Set exercise:
Copy out the text below on member states enacting EU climate commitments word for word, from start to finish.

The case for member states to enact EU climate commitments

Unlocking the support for a socially fair transition

People asking for climate action in a demonstration with placards in English and German, where it can be read
People asking for climate action in Bonn, Germany. Photo by Mika Baumeister on Unsplash.

Member states have made strong climate commitments at the EU-level. When carrying them out at home, national governments can unlock a strong public mandate for the climate transition. They can do so by integrating climate action and social fairness under a governance framework adapted to their national circumstances. This briefing develops the case for governments to take strong ownership over climate commitments and proposes a governance approach to muster the political means to do so.

EU member states can identify linkages, challenges and opportunities across climate and social policy. With their national competences on social affairs, they can consequently act on this, tackling social concerns and impacts related to both climate change and the commitment to fight it, which will be crucial to prevent backlash.

Extracted material:
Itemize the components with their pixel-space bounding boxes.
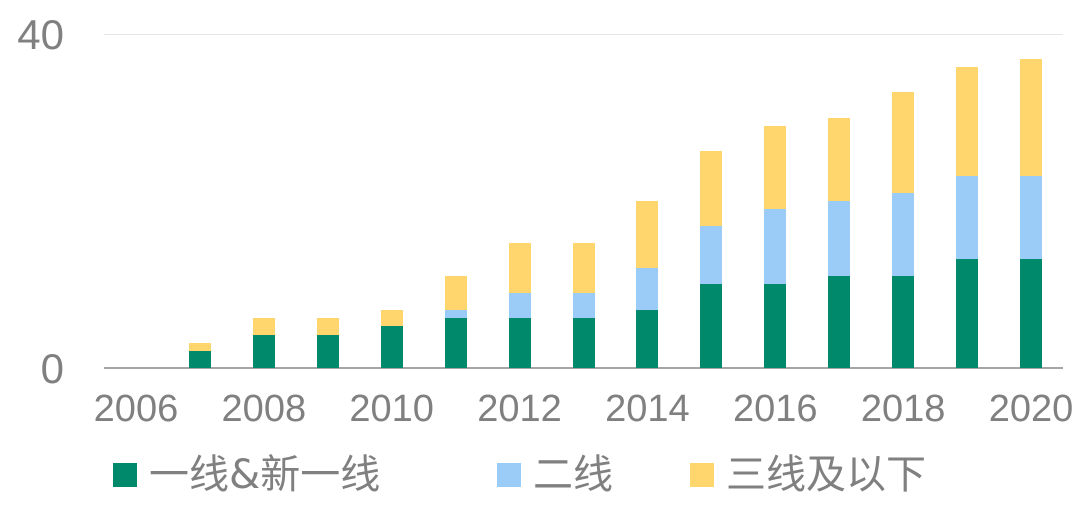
- bar-segment-2: [828, 117, 851, 201]
- bar-segment-1: [956, 175, 979, 260]
- bar-segment-1: [892, 192, 915, 277]
- gridline-40: [104, 34, 1063, 35]
- bar-2018: [892, 92, 915, 368]
- x-tick-label: 2016: [733, 388, 818, 430]
- bar-2007: [188, 342, 211, 368]
- legend-swatch: [690, 463, 714, 487]
- x-axis-line: [104, 367, 1063, 369]
- bar-segment-1: [700, 226, 723, 285]
- bar-segment-1: [1020, 175, 1043, 260]
- x-tick-label: 2020: [988, 388, 1074, 430]
- bar-segment-2: [316, 317, 339, 335]
- bar-2009: [316, 317, 339, 368]
- bar-segment-2: [764, 125, 787, 210]
- legend-swatch: [497, 463, 521, 487]
- bar-segment-0: [572, 317, 595, 368]
- bar-segment-2: [1020, 59, 1043, 176]
- bar-segment-0: [764, 284, 787, 368]
- x-tick-label: 2006: [93, 388, 179, 430]
- bar-segment-2: [508, 242, 531, 293]
- bar-segment-0: [508, 317, 531, 368]
- bar-segment-2: [892, 92, 915, 193]
- bar-segment-2: [700, 150, 723, 227]
- bar-2014: [636, 201, 659, 368]
- bar-segment-0: [828, 276, 851, 368]
- x-tick-label: 2014: [605, 388, 690, 430]
- bar-segment-2: [380, 309, 403, 327]
- legend-label: 三线及以下: [726, 452, 926, 498]
- x-tick-label: 2010: [349, 388, 434, 430]
- bar-2015: [700, 150, 723, 368]
- x-tick-label: 2008: [221, 388, 307, 430]
- bar-2008: [252, 317, 275, 368]
- bar-segment-0: [892, 276, 915, 368]
- bar-segment-1: [828, 201, 851, 277]
- bar-segment-0: [1020, 259, 1043, 368]
- bar-segment-1: [444, 309, 467, 318]
- legend-item: 二线: [497, 450, 613, 500]
- x-tick-label: 2012: [477, 388, 562, 430]
- bar-2016: [764, 125, 787, 368]
- legend-item: 一线&新一线: [113, 450, 380, 500]
- bar-segment-2: [188, 342, 211, 352]
- bar-segment-1: [764, 209, 787, 285]
- bar-segment-0: [188, 351, 211, 368]
- bar-2020: [1020, 59, 1043, 368]
- bar-segment-0: [956, 259, 979, 368]
- x-tick-label: 2018: [860, 388, 946, 430]
- bar-segment-1: [508, 292, 531, 318]
- y-tick-label: 0: [40, 345, 64, 392]
- bar-segment-2: [956, 67, 979, 176]
- y-tick-label: 40: [17, 11, 64, 58]
- legend-swatch: [113, 463, 137, 487]
- bar-segment-0: [316, 334, 339, 368]
- bar-segment-2: [252, 317, 275, 335]
- bar-2017: [828, 117, 851, 368]
- bar-2012: [508, 242, 531, 368]
- legend-item: 三线及以下: [690, 450, 926, 500]
- bar-segment-0: [380, 326, 403, 368]
- legend: 一线&新一线 二线 三线及以下: [0, 450, 1080, 500]
- bar-2010: [380, 309, 403, 368]
- legend-label: 二线: [533, 452, 613, 498]
- bar-segment-1: [636, 267, 659, 310]
- bar-segment-2: [444, 276, 467, 310]
- bar-segment-0: [636, 309, 659, 368]
- bar-segment-2: [572, 242, 595, 293]
- bar-2013: [572, 242, 595, 368]
- bar-segment-1: [572, 292, 595, 318]
- bar-segment-0: [252, 334, 275, 368]
- bar-segment-2: [636, 201, 659, 268]
- bar-2019: [956, 67, 979, 368]
- bar-2011: [444, 276, 467, 368]
- bar-segment-0: [700, 284, 723, 368]
- bar-segment-0: [444, 317, 467, 368]
- legend-label: 一线&新一线: [149, 452, 381, 498]
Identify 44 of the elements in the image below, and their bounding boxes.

Reply:
The case for member states to enact EU climate commitments

Unlocking the support for a socially fair transition

People asking for climate action in a demonstration with placards in English and German, where it can be read
People asking for climate action in Bonn, Germany. Photo by Mika Baumeister on Unsplash.

Member states have made strong climate commitments at the EU-level. When carrying them out at home, national governments can unlock a strong public mandate for the climate transition. They can do so by integrating climate action and social fairness under a governance framework adapted to their national circumstances. This briefing develops the case for governments to take strong ownership over climate commitments and proposes a governance approach to muster the political means to do so.

EU member states can identify linkages, challenges and opportunities across climate and social policy. With their national competences on social affairs, they can consequently act on this, tackling social concerns and impacts related to both climate change and the commitment to fight it, which will be crucial to prevent backlash.